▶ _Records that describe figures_
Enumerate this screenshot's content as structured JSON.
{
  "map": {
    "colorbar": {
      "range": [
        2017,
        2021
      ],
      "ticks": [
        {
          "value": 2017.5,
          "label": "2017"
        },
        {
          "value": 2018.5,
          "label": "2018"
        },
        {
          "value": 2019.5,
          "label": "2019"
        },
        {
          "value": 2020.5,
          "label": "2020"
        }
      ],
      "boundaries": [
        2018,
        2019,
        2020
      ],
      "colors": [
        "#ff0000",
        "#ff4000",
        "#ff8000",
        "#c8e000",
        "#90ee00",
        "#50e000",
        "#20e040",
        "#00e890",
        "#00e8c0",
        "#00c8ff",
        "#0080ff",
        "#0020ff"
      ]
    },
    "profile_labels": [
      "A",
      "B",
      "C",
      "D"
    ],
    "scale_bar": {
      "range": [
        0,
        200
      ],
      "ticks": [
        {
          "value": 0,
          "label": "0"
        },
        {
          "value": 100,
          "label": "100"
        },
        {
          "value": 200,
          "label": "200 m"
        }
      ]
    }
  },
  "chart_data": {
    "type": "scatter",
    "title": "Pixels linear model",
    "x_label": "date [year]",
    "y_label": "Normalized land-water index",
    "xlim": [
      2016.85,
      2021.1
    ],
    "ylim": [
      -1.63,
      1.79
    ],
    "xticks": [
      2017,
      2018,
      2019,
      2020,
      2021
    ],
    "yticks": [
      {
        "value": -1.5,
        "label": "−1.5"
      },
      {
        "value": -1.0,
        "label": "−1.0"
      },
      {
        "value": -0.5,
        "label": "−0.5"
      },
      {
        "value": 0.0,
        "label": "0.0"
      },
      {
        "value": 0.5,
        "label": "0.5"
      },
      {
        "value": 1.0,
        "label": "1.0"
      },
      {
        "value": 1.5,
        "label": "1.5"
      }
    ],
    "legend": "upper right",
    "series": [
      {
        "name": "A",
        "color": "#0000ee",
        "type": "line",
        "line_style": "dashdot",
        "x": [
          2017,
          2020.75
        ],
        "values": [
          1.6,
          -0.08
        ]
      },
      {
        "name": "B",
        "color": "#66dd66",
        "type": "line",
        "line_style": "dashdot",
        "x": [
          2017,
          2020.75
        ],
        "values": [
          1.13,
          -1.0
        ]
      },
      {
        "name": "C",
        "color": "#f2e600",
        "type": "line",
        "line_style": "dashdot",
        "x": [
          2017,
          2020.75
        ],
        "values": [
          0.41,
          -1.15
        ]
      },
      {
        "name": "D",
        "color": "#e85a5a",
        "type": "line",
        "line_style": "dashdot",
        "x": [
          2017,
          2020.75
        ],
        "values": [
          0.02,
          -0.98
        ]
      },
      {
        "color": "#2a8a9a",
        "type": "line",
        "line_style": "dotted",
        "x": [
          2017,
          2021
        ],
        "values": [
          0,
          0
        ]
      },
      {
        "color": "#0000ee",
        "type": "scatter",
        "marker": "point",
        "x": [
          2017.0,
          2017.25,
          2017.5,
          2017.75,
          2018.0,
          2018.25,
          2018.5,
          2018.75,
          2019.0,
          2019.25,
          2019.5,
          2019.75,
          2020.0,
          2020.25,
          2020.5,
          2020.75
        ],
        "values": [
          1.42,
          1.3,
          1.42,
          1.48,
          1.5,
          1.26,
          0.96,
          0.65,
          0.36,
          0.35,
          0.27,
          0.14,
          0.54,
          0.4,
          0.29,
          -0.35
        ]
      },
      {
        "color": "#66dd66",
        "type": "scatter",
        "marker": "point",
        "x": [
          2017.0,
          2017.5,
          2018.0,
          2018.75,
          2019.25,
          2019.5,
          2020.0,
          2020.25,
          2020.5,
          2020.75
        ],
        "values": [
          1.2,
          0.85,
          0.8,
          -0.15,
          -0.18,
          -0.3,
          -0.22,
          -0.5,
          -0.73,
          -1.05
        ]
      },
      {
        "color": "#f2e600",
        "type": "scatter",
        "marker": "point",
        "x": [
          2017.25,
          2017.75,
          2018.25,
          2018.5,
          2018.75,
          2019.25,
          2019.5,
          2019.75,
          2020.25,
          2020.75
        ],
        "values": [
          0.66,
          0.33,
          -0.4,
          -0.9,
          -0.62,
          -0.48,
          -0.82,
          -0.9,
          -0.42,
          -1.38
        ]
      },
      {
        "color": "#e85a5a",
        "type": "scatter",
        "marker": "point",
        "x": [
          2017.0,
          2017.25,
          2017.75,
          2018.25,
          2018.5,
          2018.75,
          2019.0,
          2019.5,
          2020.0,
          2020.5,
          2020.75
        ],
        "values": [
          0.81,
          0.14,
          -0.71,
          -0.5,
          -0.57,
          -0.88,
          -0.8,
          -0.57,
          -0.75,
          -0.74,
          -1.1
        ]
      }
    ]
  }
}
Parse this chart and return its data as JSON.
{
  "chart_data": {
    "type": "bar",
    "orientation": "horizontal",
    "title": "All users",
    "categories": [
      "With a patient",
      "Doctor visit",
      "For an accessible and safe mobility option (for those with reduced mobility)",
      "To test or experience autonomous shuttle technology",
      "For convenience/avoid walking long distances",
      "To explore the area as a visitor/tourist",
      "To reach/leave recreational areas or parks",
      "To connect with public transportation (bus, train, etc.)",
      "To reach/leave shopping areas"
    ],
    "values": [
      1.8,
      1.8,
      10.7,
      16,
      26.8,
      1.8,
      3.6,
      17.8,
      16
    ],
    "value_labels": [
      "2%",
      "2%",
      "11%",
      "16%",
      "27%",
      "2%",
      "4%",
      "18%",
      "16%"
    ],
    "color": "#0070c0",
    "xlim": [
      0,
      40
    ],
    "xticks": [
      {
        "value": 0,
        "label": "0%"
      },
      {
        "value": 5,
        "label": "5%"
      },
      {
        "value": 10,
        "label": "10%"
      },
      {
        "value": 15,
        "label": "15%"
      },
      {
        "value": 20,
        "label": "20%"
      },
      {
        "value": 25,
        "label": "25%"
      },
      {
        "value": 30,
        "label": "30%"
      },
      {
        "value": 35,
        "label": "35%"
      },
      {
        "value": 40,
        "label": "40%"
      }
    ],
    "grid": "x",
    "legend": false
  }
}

▶ _Goal_
Make an exact copy of the listing, including every line.

▶ _Task result_
Enumerate this screenshot's content as structured JSON.
{
  "map": {
    "colorbar": {
      "range": [
        2017,
        2021
      ],
      "ticks": [
        {
          "value": 2017.5,
          "label": "2017"
        },
        {
          "value": 2018.5,
          "label": "2018"
        },
        {
          "value": 2019.5,
          "label": "2019"
        },
        {
          "value": 2020.5,
          "label": "2020"
        }
      ],
      "boundaries": [
        2018,
        2019,
        2020
      ],
      "colors": [
        "#ff0000",
        "#ff4000",
        "#ff8000",
        "#c8e000",
        "#90ee00",
        "#50e000",
        "#20e040",
        "#00e890",
        "#00e8c0",
        "#00c8ff",
        "#0080ff",
        "#0020ff"
      ]
    },
    "profile_labels": [
      "A",
      "B",
      "C",
      "D"
    ],
    "scale_bar": {
      "range": [
        0,
        200
      ],
      "ticks": [
        {
          "value": 0,
          "label": "0"
        },
        {
          "value": 100,
          "label": "100"
        },
        {
          "value": 200,
          "label": "200 m"
        }
      ]
    }
  },
  "chart_data": {
    "type": "scatter",
    "title": "Pixels linear model",
    "x_label": "date [year]",
    "y_label": "Normalized land-water index",
    "xlim": [
      2016.85,
      2021.1
    ],
    "ylim": [
      -1.63,
      1.79
    ],
    "xticks": [
      2017,
      2018,
      2019,
      2020,
      2021
    ],
    "yticks": [
      {
        "value": -1.5,
        "label": "−1.5"
      },
      {
        "value": -1.0,
        "label": "−1.0"
      },
      {
        "value": -0.5,
        "label": "−0.5"
      },
      {
        "value": 0.0,
        "label": "0.0"
      },
      {
        "value": 0.5,
        "label": "0.5"
      },
      {
        "value": 1.0,
        "label": "1.0"
      },
      {
        "value": 1.5,
        "label": "1.5"
      }
    ],
    "legend": "upper right",
    "series": [
      {
        "name": "A",
        "color": "#0000ee",
        "type": "line",
        "line_style": "dashdot",
        "x": [
          2017,
          2020.75
        ],
        "values": [
          1.6,
          -0.08
        ]
      },
      {
        "name": "B",
        "color": "#66dd66",
        "type": "line",
        "line_style": "dashdot",
        "x": [
          2017,
          2020.75
        ],
        "values": [
          1.13,
          -1.0
        ]
      },
      {
        "name": "C",
        "color": "#f2e600",
        "type": "line",
        "line_style": "dashdot",
        "x": [
          2017,
          2020.75
        ],
        "values": [
          0.41,
          -1.15
        ]
      },
      {
        "name": "D",
        "color": "#e85a5a",
        "type": "line",
        "line_style": "dashdot",
        "x": [
          2017,
          2020.75
        ],
        "values": [
          0.02,
          -0.98
        ]
      },
      {
        "color": "#2a8a9a",
        "type": "line",
        "line_style": "dotted",
        "x": [
          2017,
          2021
        ],
        "values": [
          0,
          0
        ]
      },
      {
        "color": "#0000ee",
        "type": "scatter",
        "marker": "point",
        "x": [
          2017.0,
          2017.25,
          2017.5,
          2017.75,
          2018.0,
          2018.25,
          2018.5,
          2018.75,
          2019.0,
          2019.25,
          2019.5,
          2019.75,
          2020.0,
          2020.25,
          2020.5,
          2020.75
        ],
        "values": [
          1.42,
          1.3,
          1.42,
          1.48,
          1.5,
          1.26,
          0.96,
          0.65,
          0.36,
          0.35,
          0.27,
          0.14,
          0.54,
          0.4,
          0.29,
          -0.35
        ]
      },
      {
        "color": "#66dd66",
        "type": "scatter",
        "marker": "point",
        "x": [
          2017.0,
          2017.5,
          2018.0,
          2018.75,
          2019.25,
          2019.5,
          2020.0,
          2020.25,
          2020.5,
          2020.75
        ],
        "values": [
          1.2,
          0.85,
          0.8,
          -0.15,
          -0.18,
          -0.3,
          -0.22,
          -0.5,
          -0.73,
          -1.05
        ]
      },
      {
        "color": "#f2e600",
        "type": "scatter",
        "marker": "point",
        "x": [
          2017.25,
          2017.75,
          2018.25,
          2018.5,
          2018.75,
          2019.25,
          2019.5,
          2019.75,
          2020.25,
          2020.75
        ],
        "values": [
          0.66,
          0.33,
          -0.4,
          -0.9,
          -0.62,
          -0.48,
          -0.82,
          -0.9,
          -0.42,
          -1.38
        ]
      },
      {
        "color": "#e85a5a",
        "type": "scatter",
        "marker": "point",
        "x": [
          2017.0,
          2017.25,
          2017.75,
          2018.25,
          2018.5,
          2018.75,
          2019.0,
          2019.5,
          2020.0,
          2020.5,
          2020.75
        ],
        "values": [
          0.81,
          0.14,
          -0.71,
          -0.5,
          -0.57,
          -0.88,
          -0.8,
          -0.57,
          -0.75,
          -0.74,
          -1.1
        ]
      }
    ]
  }
}
Parse this chart and return its data as JSON.
{
  "chart_data": {
    "type": "bar",
    "orientation": "horizontal",
    "title": "All users",
    "categories": [
      "With a patient",
      "Doctor visit",
      "For an accessible and safe mobility option (for those with reduced mobility)",
      "To test or experience autonomous shuttle technology",
      "For convenience/avoid walking long distances",
      "To explore the area as a visitor/tourist",
      "To reach/leave recreational areas or parks",
      "To connect with public transportation (bus, train, etc.)",
      "To reach/leave shopping areas"
    ],
    "values": [
      1.8,
      1.8,
      10.7,
      16,
      26.8,
      1.8,
      3.6,
      17.8,
      16
    ],
    "value_labels": [
      "2%",
      "2%",
      "11%",
      "16%",
      "27%",
      "2%",
      "4%",
      "18%",
      "16%"
    ],
    "color": "#0070c0",
    "xlim": [
      0,
      40
    ],
    "xticks": [
      {
        "value": 0,
        "label": "0%"
      },
      {
        "value": 5,
        "label": "5%"
      },
      {
        "value": 10,
        "label": "10%"
      },
      {
        "value": 15,
        "label": "15%"
      },
      {
        "value": 20,
        "label": "20%"
      },
      {
        "value": 25,
        "label": "25%"
      },
      {
        "value": 30,
        "label": "30%"
      },
      {
        "value": 35,
        "label": "35%"
      },
      {
        "value": 40,
        "label": "40%"
      }
    ],
    "grid": "x",
    "legend": false
  }
}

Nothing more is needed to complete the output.